* **Task directions**
For this exercise, copy out each line of the material below that includes "tell".

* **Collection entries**
= = = = = = =

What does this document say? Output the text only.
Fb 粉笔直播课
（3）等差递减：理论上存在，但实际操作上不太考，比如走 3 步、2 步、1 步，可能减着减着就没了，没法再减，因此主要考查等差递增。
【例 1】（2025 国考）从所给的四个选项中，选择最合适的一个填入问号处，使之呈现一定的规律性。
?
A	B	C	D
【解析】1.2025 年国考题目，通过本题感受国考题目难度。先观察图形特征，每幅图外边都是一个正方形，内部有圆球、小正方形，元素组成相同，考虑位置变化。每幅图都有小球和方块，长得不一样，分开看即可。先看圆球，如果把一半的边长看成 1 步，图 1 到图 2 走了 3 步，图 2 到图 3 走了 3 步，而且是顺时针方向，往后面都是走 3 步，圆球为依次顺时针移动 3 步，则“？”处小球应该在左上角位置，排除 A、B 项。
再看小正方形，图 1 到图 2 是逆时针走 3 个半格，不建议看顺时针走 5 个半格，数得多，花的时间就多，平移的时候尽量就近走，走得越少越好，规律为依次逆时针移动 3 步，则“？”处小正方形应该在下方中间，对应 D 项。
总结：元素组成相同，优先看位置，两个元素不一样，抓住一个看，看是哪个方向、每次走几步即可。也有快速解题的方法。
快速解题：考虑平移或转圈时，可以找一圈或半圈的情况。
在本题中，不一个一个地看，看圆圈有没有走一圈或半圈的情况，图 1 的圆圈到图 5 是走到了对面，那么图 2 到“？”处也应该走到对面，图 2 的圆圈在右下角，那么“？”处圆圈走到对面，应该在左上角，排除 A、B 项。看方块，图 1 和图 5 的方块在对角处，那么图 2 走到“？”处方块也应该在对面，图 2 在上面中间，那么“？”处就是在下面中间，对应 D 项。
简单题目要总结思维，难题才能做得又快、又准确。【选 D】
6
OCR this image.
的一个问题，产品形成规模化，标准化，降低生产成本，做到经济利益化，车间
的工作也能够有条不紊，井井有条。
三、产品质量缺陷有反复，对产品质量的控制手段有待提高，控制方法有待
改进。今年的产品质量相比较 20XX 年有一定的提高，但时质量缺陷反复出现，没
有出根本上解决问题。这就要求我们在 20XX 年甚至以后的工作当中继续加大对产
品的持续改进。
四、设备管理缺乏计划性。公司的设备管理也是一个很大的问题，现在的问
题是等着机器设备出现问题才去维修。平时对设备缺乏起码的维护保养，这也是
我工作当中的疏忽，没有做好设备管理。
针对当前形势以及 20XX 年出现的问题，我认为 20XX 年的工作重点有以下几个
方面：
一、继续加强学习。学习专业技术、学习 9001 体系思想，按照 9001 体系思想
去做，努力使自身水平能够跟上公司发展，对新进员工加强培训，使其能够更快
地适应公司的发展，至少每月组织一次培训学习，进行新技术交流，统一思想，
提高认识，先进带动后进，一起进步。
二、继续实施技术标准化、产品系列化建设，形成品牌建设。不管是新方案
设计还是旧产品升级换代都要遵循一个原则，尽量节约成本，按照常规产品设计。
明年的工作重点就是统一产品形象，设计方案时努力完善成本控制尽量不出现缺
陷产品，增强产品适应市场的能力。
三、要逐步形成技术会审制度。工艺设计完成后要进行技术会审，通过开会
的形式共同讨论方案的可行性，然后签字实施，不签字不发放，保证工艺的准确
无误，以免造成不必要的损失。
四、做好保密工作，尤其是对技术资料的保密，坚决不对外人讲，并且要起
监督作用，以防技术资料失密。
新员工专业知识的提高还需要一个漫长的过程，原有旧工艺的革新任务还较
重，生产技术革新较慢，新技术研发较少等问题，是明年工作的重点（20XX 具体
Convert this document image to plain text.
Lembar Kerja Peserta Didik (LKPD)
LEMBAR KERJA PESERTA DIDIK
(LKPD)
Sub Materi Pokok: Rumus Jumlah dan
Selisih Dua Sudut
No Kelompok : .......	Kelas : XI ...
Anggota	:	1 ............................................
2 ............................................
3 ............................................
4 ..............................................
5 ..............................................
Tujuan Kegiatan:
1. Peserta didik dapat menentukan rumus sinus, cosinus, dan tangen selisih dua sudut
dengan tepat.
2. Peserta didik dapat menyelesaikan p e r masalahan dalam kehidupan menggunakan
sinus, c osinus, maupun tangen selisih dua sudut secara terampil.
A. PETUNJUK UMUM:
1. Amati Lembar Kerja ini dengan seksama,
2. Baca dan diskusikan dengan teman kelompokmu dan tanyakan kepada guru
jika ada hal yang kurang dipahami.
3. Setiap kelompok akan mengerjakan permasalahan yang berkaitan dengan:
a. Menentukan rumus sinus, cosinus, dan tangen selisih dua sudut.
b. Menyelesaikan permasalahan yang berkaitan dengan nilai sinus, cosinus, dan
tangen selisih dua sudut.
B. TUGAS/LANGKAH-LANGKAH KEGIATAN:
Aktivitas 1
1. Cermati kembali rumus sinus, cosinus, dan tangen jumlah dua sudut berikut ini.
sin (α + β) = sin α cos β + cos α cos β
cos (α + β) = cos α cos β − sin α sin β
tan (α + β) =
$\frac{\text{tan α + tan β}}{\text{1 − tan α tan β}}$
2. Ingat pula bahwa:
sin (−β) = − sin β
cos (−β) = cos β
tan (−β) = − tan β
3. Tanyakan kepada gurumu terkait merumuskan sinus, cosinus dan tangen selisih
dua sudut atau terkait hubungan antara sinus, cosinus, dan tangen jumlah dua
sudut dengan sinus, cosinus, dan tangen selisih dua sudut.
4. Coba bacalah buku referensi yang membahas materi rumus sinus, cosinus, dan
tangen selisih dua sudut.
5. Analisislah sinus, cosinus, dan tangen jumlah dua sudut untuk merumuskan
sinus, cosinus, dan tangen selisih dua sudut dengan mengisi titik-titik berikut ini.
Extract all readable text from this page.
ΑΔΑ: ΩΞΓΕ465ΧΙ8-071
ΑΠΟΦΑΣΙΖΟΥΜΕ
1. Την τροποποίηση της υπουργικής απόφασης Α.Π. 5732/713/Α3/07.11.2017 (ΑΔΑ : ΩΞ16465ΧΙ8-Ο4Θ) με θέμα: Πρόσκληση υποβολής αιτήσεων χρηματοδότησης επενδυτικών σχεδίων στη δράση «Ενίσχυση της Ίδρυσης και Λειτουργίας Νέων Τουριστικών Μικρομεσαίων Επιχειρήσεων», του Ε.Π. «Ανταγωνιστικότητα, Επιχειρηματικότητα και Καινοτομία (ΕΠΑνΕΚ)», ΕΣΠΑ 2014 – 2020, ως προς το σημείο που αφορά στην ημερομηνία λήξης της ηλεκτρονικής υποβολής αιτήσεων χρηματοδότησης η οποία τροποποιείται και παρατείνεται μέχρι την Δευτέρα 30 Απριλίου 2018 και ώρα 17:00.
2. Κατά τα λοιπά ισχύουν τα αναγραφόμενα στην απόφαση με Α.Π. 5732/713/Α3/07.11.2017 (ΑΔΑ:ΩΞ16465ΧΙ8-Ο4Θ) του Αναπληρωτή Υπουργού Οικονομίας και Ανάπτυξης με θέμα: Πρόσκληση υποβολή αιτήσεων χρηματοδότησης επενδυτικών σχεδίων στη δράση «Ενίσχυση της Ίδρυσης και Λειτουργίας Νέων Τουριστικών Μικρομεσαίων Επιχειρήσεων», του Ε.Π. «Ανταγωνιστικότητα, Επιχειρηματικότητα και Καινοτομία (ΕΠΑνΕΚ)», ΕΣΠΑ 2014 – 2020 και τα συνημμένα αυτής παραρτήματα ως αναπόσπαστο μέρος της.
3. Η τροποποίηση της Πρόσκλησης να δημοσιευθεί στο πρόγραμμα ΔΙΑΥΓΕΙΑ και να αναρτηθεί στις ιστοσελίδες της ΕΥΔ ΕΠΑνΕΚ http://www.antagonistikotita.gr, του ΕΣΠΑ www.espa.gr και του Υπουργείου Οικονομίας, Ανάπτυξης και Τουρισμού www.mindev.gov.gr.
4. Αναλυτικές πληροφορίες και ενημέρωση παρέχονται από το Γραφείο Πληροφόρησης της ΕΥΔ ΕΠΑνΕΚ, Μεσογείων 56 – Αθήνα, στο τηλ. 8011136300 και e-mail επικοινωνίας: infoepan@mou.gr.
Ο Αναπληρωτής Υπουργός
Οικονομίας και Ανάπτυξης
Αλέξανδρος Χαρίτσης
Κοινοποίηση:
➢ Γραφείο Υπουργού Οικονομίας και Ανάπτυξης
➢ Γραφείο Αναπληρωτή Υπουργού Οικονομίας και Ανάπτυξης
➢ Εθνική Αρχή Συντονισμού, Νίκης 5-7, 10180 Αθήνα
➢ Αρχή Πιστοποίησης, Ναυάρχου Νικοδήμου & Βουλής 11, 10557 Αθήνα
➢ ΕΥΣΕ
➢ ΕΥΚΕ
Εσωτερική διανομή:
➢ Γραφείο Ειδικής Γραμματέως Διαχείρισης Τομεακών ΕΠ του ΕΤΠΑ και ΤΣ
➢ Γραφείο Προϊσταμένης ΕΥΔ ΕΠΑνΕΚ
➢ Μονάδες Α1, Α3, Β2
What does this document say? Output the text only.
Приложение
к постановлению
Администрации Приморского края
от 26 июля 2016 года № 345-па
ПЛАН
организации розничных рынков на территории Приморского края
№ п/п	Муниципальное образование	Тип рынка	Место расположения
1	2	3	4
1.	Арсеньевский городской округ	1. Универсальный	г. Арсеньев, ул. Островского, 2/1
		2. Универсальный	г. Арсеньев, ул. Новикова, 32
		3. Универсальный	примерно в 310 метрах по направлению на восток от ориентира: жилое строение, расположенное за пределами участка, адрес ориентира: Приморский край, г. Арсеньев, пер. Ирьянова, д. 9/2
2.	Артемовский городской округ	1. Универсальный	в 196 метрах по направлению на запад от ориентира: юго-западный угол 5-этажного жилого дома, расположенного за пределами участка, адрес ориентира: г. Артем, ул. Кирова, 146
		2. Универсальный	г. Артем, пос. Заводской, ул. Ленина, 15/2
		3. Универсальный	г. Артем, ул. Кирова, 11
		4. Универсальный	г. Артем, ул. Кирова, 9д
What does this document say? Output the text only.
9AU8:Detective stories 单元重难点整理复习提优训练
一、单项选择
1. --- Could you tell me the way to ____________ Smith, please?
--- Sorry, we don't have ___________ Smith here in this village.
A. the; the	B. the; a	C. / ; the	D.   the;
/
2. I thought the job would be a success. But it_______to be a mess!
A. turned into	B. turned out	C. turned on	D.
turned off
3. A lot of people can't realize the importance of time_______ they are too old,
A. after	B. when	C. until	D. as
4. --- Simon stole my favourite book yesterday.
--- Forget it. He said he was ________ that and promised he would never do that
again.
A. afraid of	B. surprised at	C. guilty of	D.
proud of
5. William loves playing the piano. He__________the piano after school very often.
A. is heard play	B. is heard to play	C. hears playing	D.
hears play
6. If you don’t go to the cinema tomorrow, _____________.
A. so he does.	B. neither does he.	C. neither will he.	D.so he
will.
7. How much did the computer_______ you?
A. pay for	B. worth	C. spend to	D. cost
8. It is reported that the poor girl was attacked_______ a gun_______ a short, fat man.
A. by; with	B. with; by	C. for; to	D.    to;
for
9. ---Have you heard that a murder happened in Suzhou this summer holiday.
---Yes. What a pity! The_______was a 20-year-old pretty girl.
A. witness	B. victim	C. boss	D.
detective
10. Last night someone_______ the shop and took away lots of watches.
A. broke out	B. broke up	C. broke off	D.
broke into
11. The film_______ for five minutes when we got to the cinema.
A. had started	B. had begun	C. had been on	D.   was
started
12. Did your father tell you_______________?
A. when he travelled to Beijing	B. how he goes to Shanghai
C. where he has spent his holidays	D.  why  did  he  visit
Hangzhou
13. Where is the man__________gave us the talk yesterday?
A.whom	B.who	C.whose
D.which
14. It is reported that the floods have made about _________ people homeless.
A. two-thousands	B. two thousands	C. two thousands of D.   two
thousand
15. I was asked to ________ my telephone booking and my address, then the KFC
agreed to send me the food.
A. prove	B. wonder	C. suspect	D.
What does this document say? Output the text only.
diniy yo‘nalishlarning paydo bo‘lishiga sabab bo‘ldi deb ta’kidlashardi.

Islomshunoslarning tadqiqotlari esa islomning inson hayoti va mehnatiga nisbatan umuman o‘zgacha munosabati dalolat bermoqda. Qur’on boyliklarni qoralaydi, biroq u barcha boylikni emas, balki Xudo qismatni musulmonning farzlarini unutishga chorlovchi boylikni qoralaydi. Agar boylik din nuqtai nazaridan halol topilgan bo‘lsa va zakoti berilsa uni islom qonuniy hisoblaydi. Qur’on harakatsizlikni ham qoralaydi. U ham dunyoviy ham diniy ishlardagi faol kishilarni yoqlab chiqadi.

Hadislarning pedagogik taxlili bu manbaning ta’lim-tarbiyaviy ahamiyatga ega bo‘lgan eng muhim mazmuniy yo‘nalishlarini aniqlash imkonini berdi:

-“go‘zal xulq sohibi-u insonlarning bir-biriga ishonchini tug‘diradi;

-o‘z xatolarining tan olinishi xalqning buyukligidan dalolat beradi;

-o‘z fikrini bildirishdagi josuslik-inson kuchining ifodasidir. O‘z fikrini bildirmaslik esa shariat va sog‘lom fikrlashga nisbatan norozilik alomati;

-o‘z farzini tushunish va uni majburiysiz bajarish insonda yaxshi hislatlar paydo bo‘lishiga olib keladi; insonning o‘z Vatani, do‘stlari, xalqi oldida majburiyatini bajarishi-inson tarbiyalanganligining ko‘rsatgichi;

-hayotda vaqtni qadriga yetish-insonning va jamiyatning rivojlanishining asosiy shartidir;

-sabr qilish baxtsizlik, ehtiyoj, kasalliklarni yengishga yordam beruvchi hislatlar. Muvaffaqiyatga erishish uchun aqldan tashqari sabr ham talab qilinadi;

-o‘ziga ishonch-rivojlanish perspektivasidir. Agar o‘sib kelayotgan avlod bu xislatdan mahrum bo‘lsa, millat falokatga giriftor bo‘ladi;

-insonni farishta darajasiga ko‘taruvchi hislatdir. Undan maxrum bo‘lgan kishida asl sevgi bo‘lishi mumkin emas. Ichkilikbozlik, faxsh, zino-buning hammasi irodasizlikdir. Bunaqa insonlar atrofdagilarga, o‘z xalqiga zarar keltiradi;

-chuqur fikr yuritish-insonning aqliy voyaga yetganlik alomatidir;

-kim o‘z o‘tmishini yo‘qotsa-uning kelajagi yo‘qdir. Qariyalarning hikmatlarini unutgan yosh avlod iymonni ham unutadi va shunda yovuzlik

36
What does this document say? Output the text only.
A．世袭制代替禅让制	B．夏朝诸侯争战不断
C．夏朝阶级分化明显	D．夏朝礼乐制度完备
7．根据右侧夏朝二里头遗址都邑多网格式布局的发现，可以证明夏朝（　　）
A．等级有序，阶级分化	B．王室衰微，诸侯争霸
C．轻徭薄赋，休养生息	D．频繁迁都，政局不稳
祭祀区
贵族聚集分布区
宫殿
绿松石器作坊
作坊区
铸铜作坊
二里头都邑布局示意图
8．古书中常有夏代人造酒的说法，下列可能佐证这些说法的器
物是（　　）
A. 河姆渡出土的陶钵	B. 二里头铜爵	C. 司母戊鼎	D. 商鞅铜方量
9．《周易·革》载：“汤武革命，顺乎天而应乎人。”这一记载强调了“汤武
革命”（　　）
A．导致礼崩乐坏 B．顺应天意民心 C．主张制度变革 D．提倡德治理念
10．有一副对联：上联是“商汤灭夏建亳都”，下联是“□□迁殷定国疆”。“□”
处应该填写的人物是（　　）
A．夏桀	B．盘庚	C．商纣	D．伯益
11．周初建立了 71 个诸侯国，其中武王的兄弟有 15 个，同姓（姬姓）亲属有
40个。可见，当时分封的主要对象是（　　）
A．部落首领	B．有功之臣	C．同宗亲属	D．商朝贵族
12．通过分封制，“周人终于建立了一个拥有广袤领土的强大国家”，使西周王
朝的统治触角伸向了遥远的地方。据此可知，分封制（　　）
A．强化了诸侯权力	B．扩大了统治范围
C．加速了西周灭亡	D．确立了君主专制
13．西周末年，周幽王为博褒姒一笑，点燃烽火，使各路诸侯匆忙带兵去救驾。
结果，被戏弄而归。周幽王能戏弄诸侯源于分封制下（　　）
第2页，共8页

= = = = = = =

* **Finished exercise**
1. --- Could you tell me the way to ____________ Smith, please?
12. Did your father tell you_______________?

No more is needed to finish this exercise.